Data entries
*-*-*

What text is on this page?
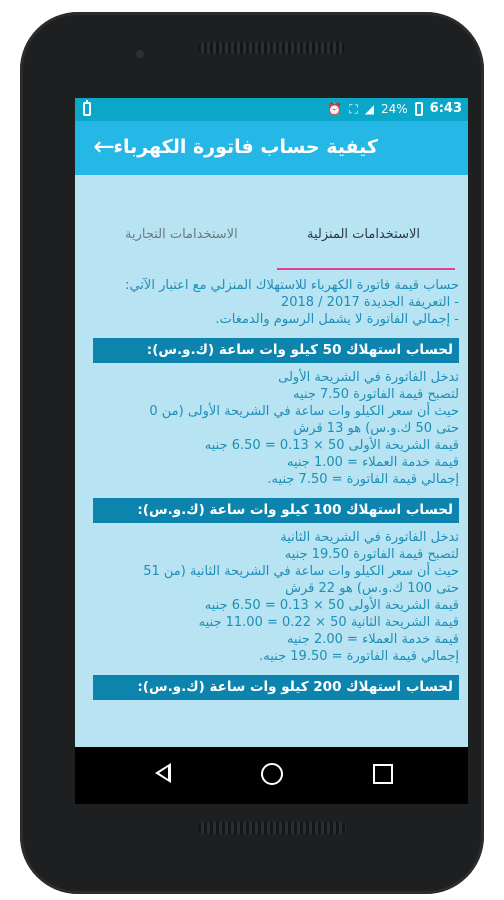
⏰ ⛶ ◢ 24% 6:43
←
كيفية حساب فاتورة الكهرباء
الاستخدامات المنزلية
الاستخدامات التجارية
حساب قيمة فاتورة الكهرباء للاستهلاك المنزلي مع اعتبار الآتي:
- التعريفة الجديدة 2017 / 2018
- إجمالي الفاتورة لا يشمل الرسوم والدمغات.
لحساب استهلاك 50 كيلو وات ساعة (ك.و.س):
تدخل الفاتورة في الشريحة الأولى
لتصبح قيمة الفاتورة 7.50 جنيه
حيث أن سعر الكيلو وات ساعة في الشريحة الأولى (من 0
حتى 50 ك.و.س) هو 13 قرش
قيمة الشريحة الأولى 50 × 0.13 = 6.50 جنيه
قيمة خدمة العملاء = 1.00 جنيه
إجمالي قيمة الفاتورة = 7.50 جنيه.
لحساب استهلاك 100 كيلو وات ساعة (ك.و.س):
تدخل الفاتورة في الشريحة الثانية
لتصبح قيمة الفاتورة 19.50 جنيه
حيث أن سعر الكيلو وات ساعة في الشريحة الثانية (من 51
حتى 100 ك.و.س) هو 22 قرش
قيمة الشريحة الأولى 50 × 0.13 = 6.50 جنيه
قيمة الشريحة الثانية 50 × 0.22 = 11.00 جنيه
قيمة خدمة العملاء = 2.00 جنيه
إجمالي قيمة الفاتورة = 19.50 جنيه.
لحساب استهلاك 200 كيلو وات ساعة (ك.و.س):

*-*-*

#### [SHORT PROBLEM]
Of the lines in this data, how many contain "لتصبح"? Reply with only the number.

#### [WRITTEN RESPONSE]
2